● What to work on
Return the whole listing, keeping every character the same.

========================

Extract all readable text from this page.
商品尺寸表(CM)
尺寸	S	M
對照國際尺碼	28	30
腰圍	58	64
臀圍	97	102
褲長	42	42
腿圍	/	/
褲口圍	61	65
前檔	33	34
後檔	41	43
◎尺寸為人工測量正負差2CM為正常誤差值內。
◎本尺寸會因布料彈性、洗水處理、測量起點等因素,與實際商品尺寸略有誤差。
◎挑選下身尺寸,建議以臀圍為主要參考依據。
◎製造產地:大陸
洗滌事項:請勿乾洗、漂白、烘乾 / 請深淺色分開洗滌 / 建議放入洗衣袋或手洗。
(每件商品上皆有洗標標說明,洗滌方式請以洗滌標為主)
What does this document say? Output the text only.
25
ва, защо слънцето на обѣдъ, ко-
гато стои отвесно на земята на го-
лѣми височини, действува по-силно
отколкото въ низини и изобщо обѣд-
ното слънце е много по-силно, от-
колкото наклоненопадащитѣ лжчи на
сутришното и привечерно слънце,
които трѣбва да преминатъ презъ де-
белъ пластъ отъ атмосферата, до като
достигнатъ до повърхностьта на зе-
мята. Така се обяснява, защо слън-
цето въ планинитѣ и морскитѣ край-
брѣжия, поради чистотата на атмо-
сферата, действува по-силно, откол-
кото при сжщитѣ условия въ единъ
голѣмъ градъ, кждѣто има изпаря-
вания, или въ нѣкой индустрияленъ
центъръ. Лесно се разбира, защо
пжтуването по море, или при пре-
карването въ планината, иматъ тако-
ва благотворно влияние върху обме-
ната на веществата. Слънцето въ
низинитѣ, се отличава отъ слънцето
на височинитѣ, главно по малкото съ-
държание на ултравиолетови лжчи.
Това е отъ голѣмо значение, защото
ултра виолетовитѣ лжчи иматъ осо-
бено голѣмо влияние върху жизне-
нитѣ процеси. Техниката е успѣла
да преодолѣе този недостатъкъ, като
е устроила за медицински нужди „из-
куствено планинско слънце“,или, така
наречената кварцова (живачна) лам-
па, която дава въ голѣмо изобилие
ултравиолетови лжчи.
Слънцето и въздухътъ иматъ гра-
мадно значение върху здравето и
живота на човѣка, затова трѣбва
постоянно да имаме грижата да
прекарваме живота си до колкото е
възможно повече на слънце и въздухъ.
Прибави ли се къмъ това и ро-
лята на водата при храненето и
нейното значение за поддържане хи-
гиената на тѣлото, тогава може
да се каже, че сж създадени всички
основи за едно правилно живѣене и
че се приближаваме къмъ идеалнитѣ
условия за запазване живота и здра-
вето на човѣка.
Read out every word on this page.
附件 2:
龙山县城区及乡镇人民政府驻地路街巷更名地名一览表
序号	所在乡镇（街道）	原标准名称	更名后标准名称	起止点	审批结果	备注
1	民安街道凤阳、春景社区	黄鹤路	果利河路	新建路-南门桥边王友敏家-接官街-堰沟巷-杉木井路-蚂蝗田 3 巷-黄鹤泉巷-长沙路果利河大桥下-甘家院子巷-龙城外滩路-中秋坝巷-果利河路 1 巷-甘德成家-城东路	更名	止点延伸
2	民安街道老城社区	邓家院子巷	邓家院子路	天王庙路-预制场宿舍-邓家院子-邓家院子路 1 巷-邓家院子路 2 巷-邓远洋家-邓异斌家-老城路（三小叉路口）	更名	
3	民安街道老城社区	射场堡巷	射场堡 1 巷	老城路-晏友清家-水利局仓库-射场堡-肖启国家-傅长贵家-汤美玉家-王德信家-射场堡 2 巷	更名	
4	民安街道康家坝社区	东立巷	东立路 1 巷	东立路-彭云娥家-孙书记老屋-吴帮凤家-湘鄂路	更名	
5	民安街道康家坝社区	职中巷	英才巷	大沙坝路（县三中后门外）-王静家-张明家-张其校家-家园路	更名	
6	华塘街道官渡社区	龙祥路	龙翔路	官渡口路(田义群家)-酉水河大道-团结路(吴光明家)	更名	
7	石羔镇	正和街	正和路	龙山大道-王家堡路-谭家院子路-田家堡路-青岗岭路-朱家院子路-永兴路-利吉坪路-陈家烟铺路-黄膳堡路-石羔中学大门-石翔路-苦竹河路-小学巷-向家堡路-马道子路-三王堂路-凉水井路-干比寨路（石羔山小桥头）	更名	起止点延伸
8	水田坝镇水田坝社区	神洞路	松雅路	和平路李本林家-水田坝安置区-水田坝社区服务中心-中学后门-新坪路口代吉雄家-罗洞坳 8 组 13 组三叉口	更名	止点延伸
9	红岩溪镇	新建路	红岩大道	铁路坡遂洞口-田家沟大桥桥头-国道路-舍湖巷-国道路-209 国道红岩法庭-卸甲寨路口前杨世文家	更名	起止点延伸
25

========================

● Full solution
Extract all readable text from this page.
商品尺寸表(CM)
尺寸	S	M
對照國際尺碼	28	30
腰圍	58	64
臀圍	97	102
褲長	42	42
腿圍	/	/
褲口圍	61	65
前檔	33	34
後檔	41	43
◎尺寸為人工測量正負差2CM為正常誤差值內。
◎本尺寸會因布料彈性、洗水處理、測量起點等因素,與實際商品尺寸略有誤差。
◎挑選下身尺寸,建議以臀圍為主要參考依據。
◎製造產地:大陸
洗滌事項:請勿乾洗、漂白、烘乾 / 請深淺色分開洗滌 / 建議放入洗衣袋或手洗。
(每件商品上皆有洗標標說明,洗滌方式請以洗滌標為主)
What does this document say? Output the text only.
25
ва, защо слънцето на обѣдъ, ко-
гато стои отвесно на земята на го-
лѣми височини, действува по-силно
отколкото въ низини и изобщо обѣд-
ното слънце е много по-силно, от-
колкото наклоненопадащитѣ лжчи на
сутришното и привечерно слънце,
които трѣбва да преминатъ презъ де-
белъ пластъ отъ атмосферата, до като
достигнатъ до повърхностьта на зе-
мята. Така се обяснява, защо слън-
цето въ планинитѣ и морскитѣ край-
брѣжия, поради чистотата на атмо-
сферата, действува по-силно, откол-
кото при сжщитѣ условия въ единъ
голѣмъ градъ, кждѣто има изпаря-
вания, или въ нѣкой индустрияленъ
центъръ. Лесно се разбира, защо
пжтуването по море, или при пре-
карването въ планината, иматъ тако-
ва благотворно влияние върху обме-
ната на веществата. Слънцето въ
низинитѣ, се отличава отъ слънцето
на височинитѣ, главно по малкото съ-
държание на ултравиолетови лжчи.
Това е отъ голѣмо значение, защото
ултра виолетовитѣ лжчи иматъ осо-
бено голѣмо влияние върху жизне-
нитѣ процеси. Техниката е успѣла
да преодолѣе този недостатъкъ, като
е устроила за медицински нужди „из-
куствено планинско слънце“,или, така
наречената кварцова (живачна) лам-
па, която дава въ голѣмо изобилие
ултравиолетови лжчи.
Слънцето и въздухътъ иматъ гра-
мадно значение върху здравето и
живота на човѣка, затова трѣбва
постоянно да имаме грижата да
прекарваме живота си до колкото е
възможно повече на слънце и въздухъ.
Прибави ли се къмъ това и ро-
лята на водата при храненето и
нейното значение за поддържане хи-
гиената на тѣлото, тогава може
да се каже, че сж създадени всички
основи за едно правилно живѣене и
че се приближаваме къмъ идеалнитѣ
условия за запазване живота и здра-
вето на човѣка.
Read out every word on this page.
附件 2:
龙山县城区及乡镇人民政府驻地路街巷更名地名一览表
序号	所在乡镇（街道）	原标准名称	更名后标准名称	起止点	审批结果	备注
1	民安街道凤阳、春景社区	黄鹤路	果利河路	新建路-南门桥边王友敏家-接官街-堰沟巷-杉木井路-蚂蝗田 3 巷-黄鹤泉巷-长沙路果利河大桥下-甘家院子巷-龙城外滩路-中秋坝巷-果利河路 1 巷-甘德成家-城东路	更名	止点延伸
2	民安街道老城社区	邓家院子巷	邓家院子路	天王庙路-预制场宿舍-邓家院子-邓家院子路 1 巷-邓家院子路 2 巷-邓远洋家-邓异斌家-老城路（三小叉路口）	更名	
3	民安街道老城社区	射场堡巷	射场堡 1 巷	老城路-晏友清家-水利局仓库-射场堡-肖启国家-傅长贵家-汤美玉家-王德信家-射场堡 2 巷	更名	
4	民安街道康家坝社区	东立巷	东立路 1 巷	东立路-彭云娥家-孙书记老屋-吴帮凤家-湘鄂路	更名	
5	民安街道康家坝社区	职中巷	英才巷	大沙坝路（县三中后门外）-王静家-张明家-张其校家-家园路	更名	
6	华塘街道官渡社区	龙祥路	龙翔路	官渡口路(田义群家)-酉水河大道-团结路(吴光明家)	更名	
7	石羔镇	正和街	正和路	龙山大道-王家堡路-谭家院子路-田家堡路-青岗岭路-朱家院子路-永兴路-利吉坪路-陈家烟铺路-黄膳堡路-石羔中学大门-石翔路-苦竹河路-小学巷-向家堡路-马道子路-三王堂路-凉水井路-干比寨路（石羔山小桥头）	更名	起止点延伸
8	水田坝镇水田坝社区	神洞路	松雅路	和平路李本林家-水田坝安置区-水田坝社区服务中心-中学后门-新坪路口代吉雄家-罗洞坳 8 组 13 组三叉口	更名	止点延伸
9	红岩溪镇	新建路	红岩大道	铁路坡遂洞口-田家沟大桥桥头-国道路-舍湖巷-国道路-209 国道红岩法庭-卸甲寨路口前杨世文家	更名	起止点延伸
25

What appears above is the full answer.